Exercise directions: Copy each line of the data below exactly, leaving out pictures.

* start *

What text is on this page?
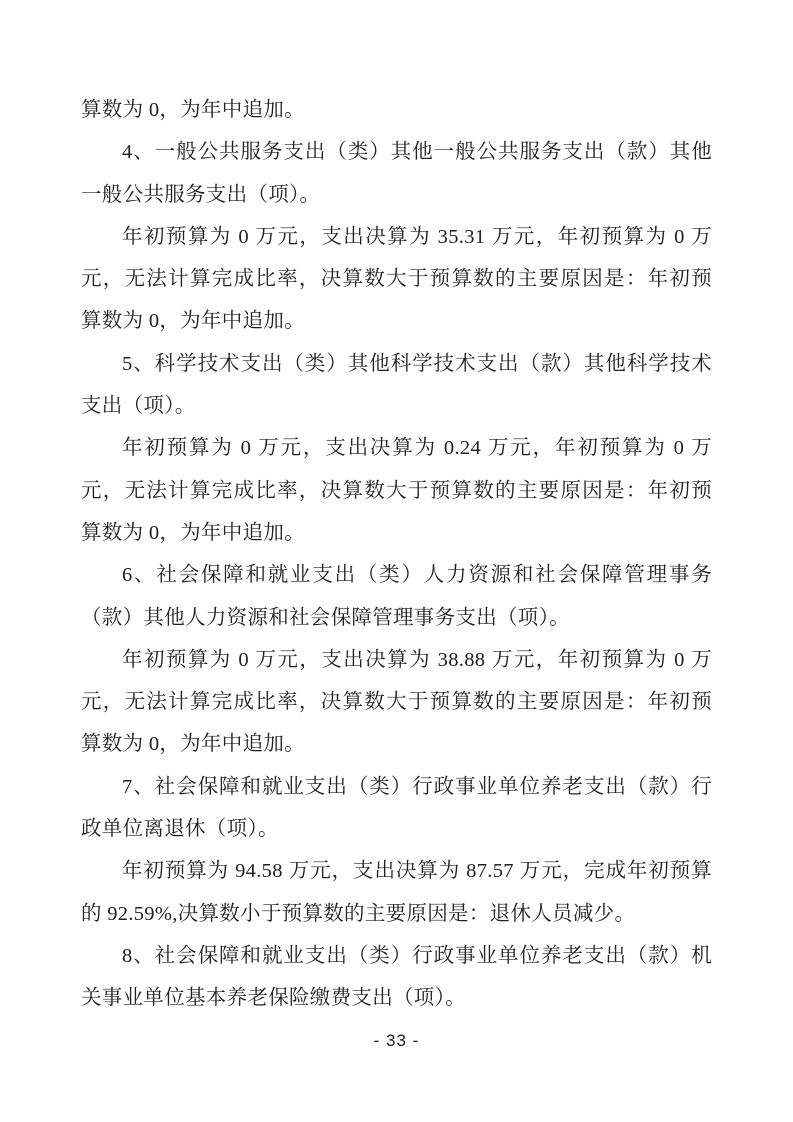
算数为 0，为年中追加。
4、一般公共服务支出（类）其他一般公共服务支出（款）其他
一般公共服务支出（项）。
年初预算为 0 万元，支出决算为 35.31 万元，年初预算为 0 万
元，无法计算完成比率，决算数大于预算数的主要原因是：年初预
算数为 0，为年中追加。
5、科学技术支出（类）其他科学技术支出（款）其他科学技术
支出（项）。
年初预算为 0 万元，支出决算为 0.24 万元，年初预算为 0 万
元，无法计算完成比率，决算数大于预算数的主要原因是：年初预
算数为 0，为年中追加。
6、社会保障和就业支出（类）人力资源和社会保障管理事务
（款）其他人力资源和社会保障管理事务支出（项）。
年初预算为 0 万元，支出决算为 38.88 万元，年初预算为 0 万
元，无法计算完成比率，决算数大于预算数的主要原因是：年初预
算数为 0，为年中追加。
7、社会保障和就业支出（类）行政事业单位养老支出（款）行
政单位离退休（项）。
年初预算为 94.58 万元，支出决算为 87.57 万元，完成年初预算
的 92.59%,决算数小于预算数的主要原因是：退休人员减少。
8、社会保障和就业支出（类）行政事业单位养老支出（款）机
关事业单位基本养老保险缴费支出（项）。
- 33 -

* end *

Full response:
What text is on this page?
算数为 0，为年中追加。
4、一般公共服务支出（类）其他一般公共服务支出（款）其他
一般公共服务支出（项）。
年初预算为 0 万元，支出决算为 35.31 万元，年初预算为 0 万
元，无法计算完成比率，决算数大于预算数的主要原因是：年初预
算数为 0，为年中追加。
5、科学技术支出（类）其他科学技术支出（款）其他科学技术
支出（项）。
年初预算为 0 万元，支出决算为 0.24 万元，年初预算为 0 万
元，无法计算完成比率，决算数大于预算数的主要原因是：年初预
算数为 0，为年中追加。
6、社会保障和就业支出（类）人力资源和社会保障管理事务
（款）其他人力资源和社会保障管理事务支出（项）。
年初预算为 0 万元，支出决算为 38.88 万元，年初预算为 0 万
元，无法计算完成比率，决算数大于预算数的主要原因是：年初预
算数为 0，为年中追加。
7、社会保障和就业支出（类）行政事业单位养老支出（款）行
政单位离退休（项）。
年初预算为 94.58 万元，支出决算为 87.57 万元，完成年初预算
的 92.59%,决算数小于预算数的主要原因是：退休人员减少。
8、社会保障和就业支出（类）行政事业单位养老支出（款）机
关事业单位基本养老保险缴费支出（项）。
- 33 -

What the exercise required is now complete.